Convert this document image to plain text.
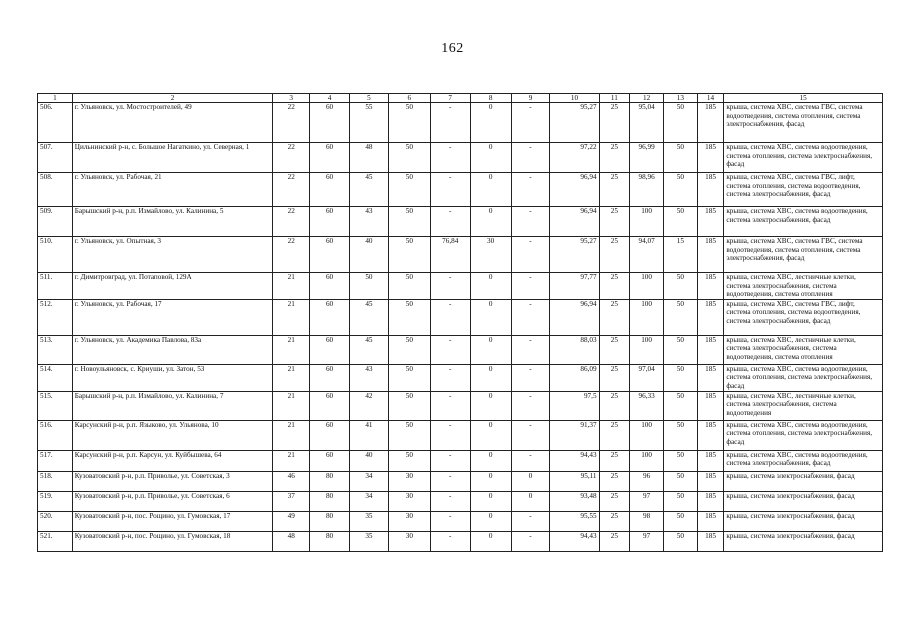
162
1	2	3	4	5	6	7	8	9	10	11	12	13	14	15
506.	г. Ульяновск, ул. Мостостроителей, 49	22	60	55	50	-	0	-	95,27	25	95,04	50	185	крыша, система ХВС, система ГВС, система водоотведения, система отопления, система электроснабжения, фасад
507.	Цильнинский р-н, с. Большое Нагаткино, ул. Северная, 1	22	60	48	50	-	0	-	97,22	25	96,99	50	185	крыша, система ХВС, система водоотведения, система отопления, система электроснабжения, фасад
508.	г. Ульяновск, ул. Рабочая, 21	22	60	45	50	-	0	-	96,94	25	98,96	50	185	крыша, система ХВС, система ГВС, лифт, система отопления, система водоотведения, система электроснабжения, фасад
509.	Барышский р-н, р.п. Измайлово, ул. Калинина, 5	22	60	43	50	-	0	-	96,94	25	100	50	185	крыша, система ХВС, система водоотведения, система электроснабжения, фасад
510.	г. Ульяновск, ул. Опытная, 3	22	60	40	50	76,84	30	-	95,27	25	94,07	15	185	крыша, система ХВС, система ГВС, система водоотведения, система отопления, система электроснабжения, фасад
511.	г. Димитровград, ул. Потаповой, 129А	21	60	50	50	-	0	-	97,77	25	100	50	185	крыша, система ХВС, лестничные клетки, система электроснабжения, система водоотведения, система отопления
512.	г. Ульяновск, ул. Рабочая, 17	21	60	45	50	-	0	-	96,94	25	100	50	185	крыша, система ХВС, система ГВС, лифт, система отопления, система водоотведения, система электроснабжения, фасад
513.	г. Ульяновск, ул. Академика Павлова, 83а	21	60	45	50	-	0	-	88,03	25	100	50	185	крыша, система ХВС, лестничные клетки, система электроснабжения, система водоотведения, система отопления
514.	г. Новоульяновск, с. Криуши, ул. Затон, 53	21	60	43	50	-	0	-	86,09	25	97,04	50	185	крыша, система ХВС, система водоотведения, система отопления, система электроснабжения, фасад
515.	Барышский р-н, р.п. Измайлово, ул. Калинина, 7	21	60	42	50	-	0	-	97,5	25	96,33	50	185	крыша, система ХВС, лестничные клетки, система электроснабжения, система водоотведения
516.	Карсунский р-н, р.п. Языково, ул. Ульянова, 10	21	60	41	50	-	0	-	91,37	25	100	50	185	крыша, система ХВС, система водоотведения, система отопления, система электроснабжения, фасад
517.	Карсунский р-н, р.п. Карсун, ул. Куйбышева, 64	21	60	40	50	-	0	-	94,43	25	100	50	185	крыша, система ХВС, система водоотведения, система электроснабжения, фасад
518.	Кузоватовский р-н, р.п. Приволье, ул. Советская, 3	46	80	34	30	-	0	0	95,11	25	96	50	185	крыша, система электроснабжения, фасад
519.	Кузоватовский р-н, р.п. Приволье, ул. Советская, 6	37	80	34	30	-	0	0	93,48	25	97	50	185	крыша, система электроснабжения, фасад
520.	Кузоватовский р-н, пос. Рощино, ул. Гумовская, 17	49	80	35	30	-	0	-	95,55	25	98	50	185	крыша, система электроснабжения, фасад
521.	Кузоватовский р-н, пос. Рощино, ул. Гумовская, 18	48	80	35	30	-	0	-	94,43	25	97	50	185	крыша, система электроснабжения, фасад
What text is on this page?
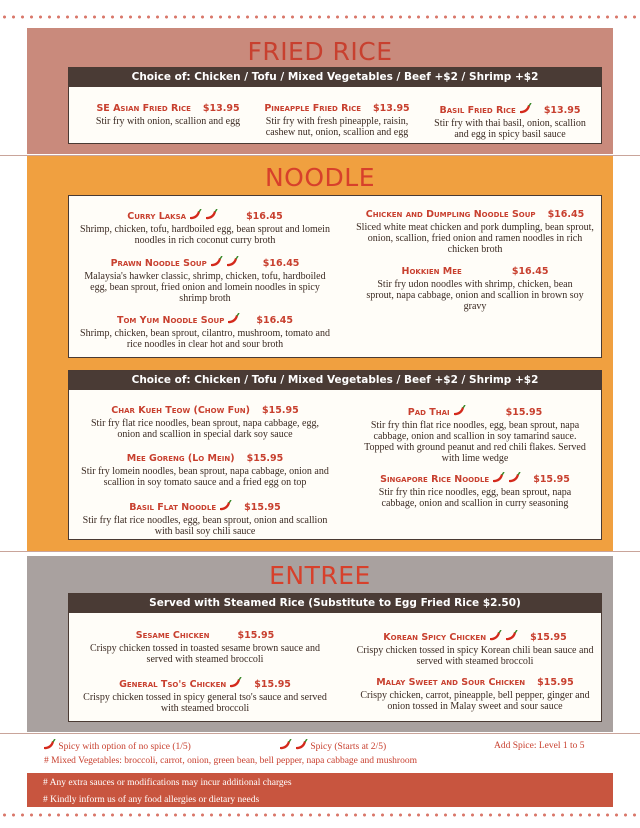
FRIED RICE
Choice of: Chicken / Tofu / Mixed Vegetables / Beef +$2 / Shrimp +$2
SE Asian Fried Rice $13.95
Stir fry with onion, scallion and egg
Pineapple Fried Rice $13.95
Stir fry with fresh pineapple, raisin, cashew nut, onion, scallion and egg
Basil Fried Rice	$13.95
Stir fry with thai basil, onion, scallion and egg in spicy basil sauce
NOODLE
Curry Laksa	$16.45
Shrimp, chicken, tofu, hardboiled egg, bean sprout and lomein noodles in rich coconut curry broth
Prawn Noodle Soup	$16.45
Malaysia's hawker classic, shrimp, chicken, tofu, hardboiled egg, bean sprout, fried onion and lomein noodles in spicy shrimp broth
Tom Yum Noodle Soup	$16.45
Shrimp, chicken, bean sprout, cilantro, mushroom, tomato and rice noodles in clear hot and sour broth
Chicken and Dumpling Noodle Soup $16.45
Sliced white meat chicken and pork dumpling, bean sprout, onion, scallion, fried onion and ramen noodles in rich chicken broth
Hokkien Mee	$16.45
Stir fry udon noodles with shrimp, chicken, bean sprout, napa cabbage, onion and scallion in brown soy gravy
Choice of: Chicken / Tofu / Mixed Vegetables / Beef +$2 / Shrimp +$2
Char Kueh Teow (Chow Fun) $15.95
Stir fry flat rice noodles, bean sprout, napa cabbage, egg, onion and scallion in special dark soy sauce
Mee Goreng (Lo Mein) $15.95
Stir fry lomein noodles, bean sprout, napa cabbage, onion and scallion in soy tomato sauce and a fried egg on top
Basil Flat Noodle	$15.95
Stir fry flat rice noodles, egg, bean sprout, onion and scallion with basil soy chili sauce
Pad Thai	$15.95
Stir fry thin flat rice noodles, egg, bean sprout, napa cabbage, onion and scallion in soy tamarind sauce. Topped with ground peanut and red chili flakes. Served with lime wedge
Singapore Rice Noodle	$15.95
Stir fry thin rice noodles, egg, bean sprout, napa cabbage, onion and scallion in curry seasoning
ENTREE
Served with Steamed Rice (Substitute to Egg Fried Rice $2.50)
Sesame Chicken	$15.95
Crispy chicken tossed in toasted sesame brown sauce and served with steamed broccoli
General Tso's Chicken	$15.95
Crispy chicken tossed in spicy general tso's sauce and served with steamed broccoli
Korean Spicy Chicken	$15.95
Crispy chicken tossed in spicy Korean chili bean sauce and served with steamed broccoli
Malay Sweet and Sour Chicken $15.95
Crispy chicken, carrot, pineapple, bell pepper, ginger and onion tossed in Malay sweet and sour sauce
Spicy with option of no spice (1/5)	Spicy (Starts at 2/5)	Add Spice: Level 1 to 5
# Mixed Vegetables: broccoli, carrot, onion, green bean, bell pepper, napa cabbage and mushroom
# Any extra sauces or modifications may incur additional charges
# Kindly inform us of any food allergies or dietary needs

----

● Job:
All the lines above are to be reproduced exactly, except the pictures.

● The reply:
Convert this document image to plain text.
162
1	2	3	4	5	6	7	8	9	10	11	12	13	14	15
506.	г. Ульяновск, ул. Мостостроителей, 49	22	60	55	50	-	0	-	95,27	25	95,04	50	185	крыша, система ХВС, система ГВС, система водоотведения, система отопления, система электроснабжения, фасад
507.	Цильнинский р-н, с. Большое Нагаткино, ул. Северная, 1	22	60	48	50	-	0	-	97,22	25	96,99	50	185	крыша, система ХВС, система водоотведения, система отопления, система электроснабжения, фасад
508.	г. Ульяновск, ул. Рабочая, 21	22	60	45	50	-	0	-	96,94	25	98,96	50	185	крыша, система ХВС, система ГВС, лифт, система отопления, система водоотведения, система электроснабжения, фасад
509.	Барышский р-н, р.п. Измайлово, ул. Калинина, 5	22	60	43	50	-	0	-	96,94	25	100	50	185	крыша, система ХВС, система водоотведения, система электроснабжения, фасад
510.	г. Ульяновск, ул. Опытная, 3	22	60	40	50	76,84	30	-	95,27	25	94,07	15	185	крыша, система ХВС, система ГВС, система водоотведения, система отопления, система электроснабжения, фасад
511.	г. Димитровград, ул. Потаповой, 129А	21	60	50	50	-	0	-	97,77	25	100	50	185	крыша, система ХВС, лестничные клетки, система электроснабжения, система водоотведения, система отопления
512.	г. Ульяновск, ул. Рабочая, 17	21	60	45	50	-	0	-	96,94	25	100	50	185	крыша, система ХВС, система ГВС, лифт, система отопления, система водоотведения, система электроснабжения, фасад
513.	г. Ульяновск, ул. Академика Павлова, 83а	21	60	45	50	-	0	-	88,03	25	100	50	185	крыша, система ХВС, лестничные клетки, система электроснабжения, система водоотведения, система отопления
514.	г. Новоульяновск, с. Криуши, ул. Затон, 53	21	60	43	50	-	0	-	86,09	25	97,04	50	185	крыша, система ХВС, система водоотведения, система отопления, система электроснабжения, фасад
515.	Барышский р-н, р.п. Измайлово, ул. Калинина, 7	21	60	42	50	-	0	-	97,5	25	96,33	50	185	крыша, система ХВС, лестничные клетки, система электроснабжения, система водоотведения
516.	Карсунский р-н, р.п. Языково, ул. Ульянова, 10	21	60	41	50	-	0	-	91,37	25	100	50	185	крыша, система ХВС, система водоотведения, система отопления, система электроснабжения, фасад
517.	Карсунский р-н, р.п. Карсун, ул. Куйбышева, 64	21	60	40	50	-	0	-	94,43	25	100	50	185	крыша, система ХВС, система водоотведения, система электроснабжения, фасад
518.	Кузоватовский р-н, р.п. Приволье, ул. Советская, 3	46	80	34	30	-	0	0	95,11	25	96	50	185	крыша, система электроснабжения, фасад
519.	Кузоватовский р-н, р.п. Приволье, ул. Советская, 6	37	80	34	30	-	0	0	93,48	25	97	50	185	крыша, система электроснабжения, фасад
520.	Кузоватовский р-н, пос. Рощино, ул. Гумовская, 17	49	80	35	30	-	0	-	95,55	25	98	50	185	крыша, система электроснабжения, фасад
521.	Кузоватовский р-н, пос. Рощино, ул. Гумовская, 18	48	80	35	30	-	0	-	94,43	25	97	50	185	крыша, система электроснабжения, фасад
What text is on this page?
FRIED RICE
Choice of: Chicken / Tofu / Mixed Vegetables / Beef +$2 / Shrimp +$2
SE Asian Fried Rice $13.95
Stir fry with onion, scallion and egg
Pineapple Fried Rice $13.95
Stir fry with fresh pineapple, raisin, cashew nut, onion, scallion and egg
Basil Fried Rice	$13.95
Stir fry with thai basil, onion, scallion and egg in spicy basil sauce
NOODLE
Curry Laksa	$16.45
Shrimp, chicken, tofu, hardboiled egg, bean sprout and lomein noodles in rich coconut curry broth
Prawn Noodle Soup	$16.45
Malaysia's hawker classic, shrimp, chicken, tofu, hardboiled egg, bean sprout, fried onion and lomein noodles in spicy shrimp broth
Tom Yum Noodle Soup	$16.45
Shrimp, chicken, bean sprout, cilantro, mushroom, tomato and rice noodles in clear hot and sour broth
Chicken and Dumpling Noodle Soup $16.45
Sliced white meat chicken and pork dumpling, bean sprout, onion, scallion, fried onion and ramen noodles in rich chicken broth
Hokkien Mee	$16.45
Stir fry udon noodles with shrimp, chicken, bean sprout, napa cabbage, onion and scallion in brown soy gravy
Choice of: Chicken / Tofu / Mixed Vegetables / Beef +$2 / Shrimp +$2
Char Kueh Teow (Chow Fun) $15.95
Stir fry flat rice noodles, bean sprout, napa cabbage, egg, onion and scallion in special dark soy sauce
Mee Goreng (Lo Mein) $15.95
Stir fry lomein noodles, bean sprout, napa cabbage, onion and scallion in soy tomato sauce and a fried egg on top
Basil Flat Noodle	$15.95
Stir fry flat rice noodles, egg, bean sprout, onion and scallion with basil soy chili sauce
Pad Thai	$15.95
Stir fry thin flat rice noodles, egg, bean sprout, napa cabbage, onion and scallion in soy tamarind sauce. Topped with ground peanut and red chili flakes. Served with lime wedge
Singapore Rice Noodle	$15.95
Stir fry thin rice noodles, egg, bean sprout, napa cabbage, onion and scallion in curry seasoning
ENTREE
Served with Steamed Rice (Substitute to Egg Fried Rice $2.50)
Sesame Chicken	$15.95
Crispy chicken tossed in toasted sesame brown sauce and served with steamed broccoli
General Tso's Chicken	$15.95
Crispy chicken tossed in spicy general tso's sauce and served with steamed broccoli
Korean Spicy Chicken	$15.95
Crispy chicken tossed in spicy Korean chili bean sauce and served with steamed broccoli
Malay Sweet and Sour Chicken $15.95
Crispy chicken, carrot, pineapple, bell pepper, ginger and onion tossed in Malay sweet and sour sauce
Spicy with option of no spice (1/5)	Spicy (Starts at 2/5)	Add Spice: Level 1 to 5
# Mixed Vegetables: broccoli, carrot, onion, green bean, bell pepper, napa cabbage and mushroom
# Any extra sauces or modifications may incur additional charges
# Kindly inform us of any food allergies or dietary needs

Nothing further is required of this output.